§ DATA SHOWN:

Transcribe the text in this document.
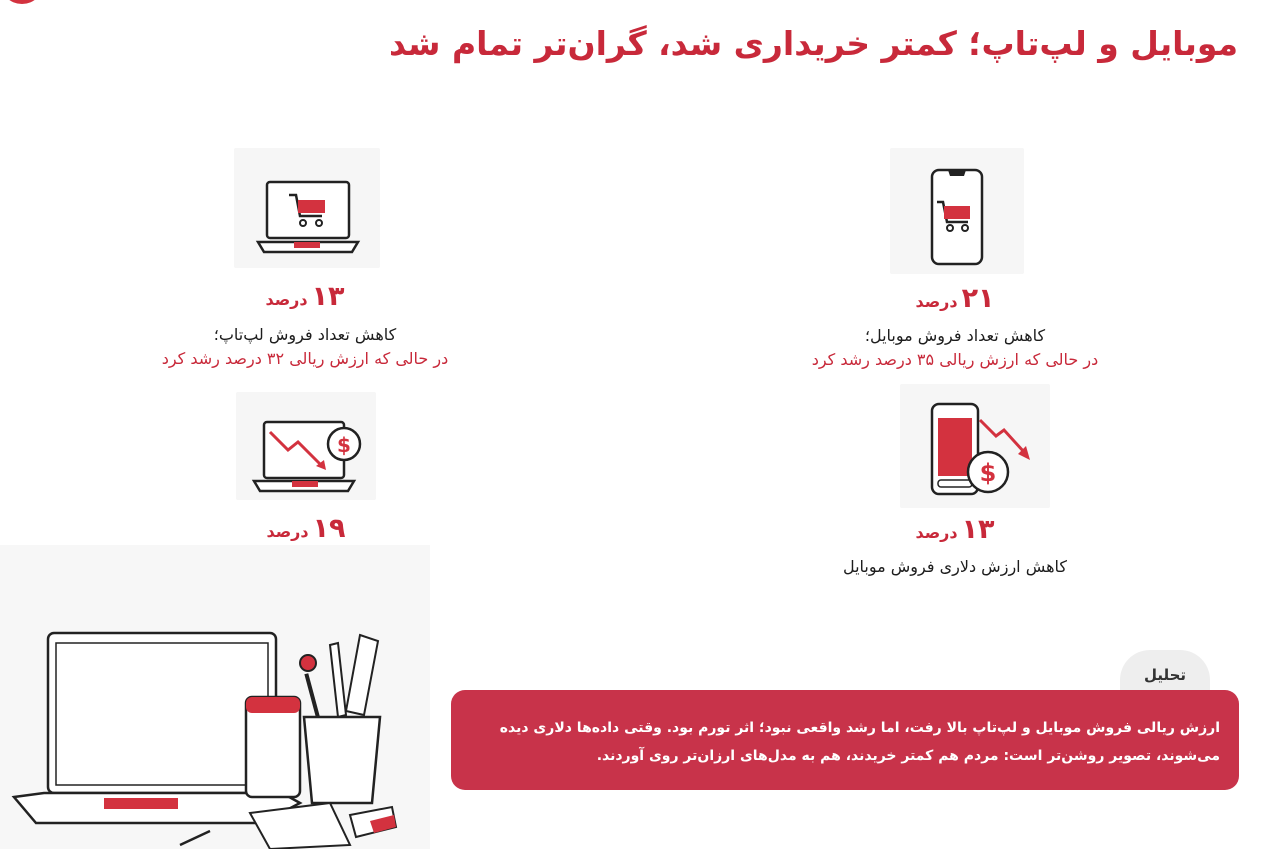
موبایل و لپ‌تاپ؛ کمتر خریداری شد، گران‌تر تمام شد
۱۳درصد
کاهش تعداد فروش لپ‌تاپ؛
در حالی که ارزش ریالی ۳۲ درصد رشد کرد
۲۱درصد
کاهش تعداد فروش موبایل؛
در حالی که ارزش ریالی ۳۵ درصد رشد کرد
$
$
۱۹درصد	۱۳درصد
کاهش ارزش دلاری فروش موبایل
تحلیل
ارزش ریالی فروش موبایل و لپ‌تاپ بالا رفت، اما رشد واقعی نبود؛ اثر تورم بود. وقتی داده‌ها دلاری دیده می‌شوند، تصویر روشن‌تر است: مردم هم کمتر خریدند، هم به مدل‌های ارزان‌تر روی آوردند.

§ DIRECTION: Identify each line in the entries with the word "کمتر" and copy it.

§ WORKED SOLUTION:
موبایل و لپ‌تاپ؛ کمتر خریداری شد، گران‌تر تمام شد
ارزش ریالی فروش موبایل و لپ‌تاپ بالا رفت، اما رشد واقعی نبود؛ اثر تورم بود. وقتی داده‌ها دلاری دیده می‌شوند، تصویر روشن‌تر است: مردم هم کمتر خریدند، هم به مدل‌های ارزان‌تر روی آوردند.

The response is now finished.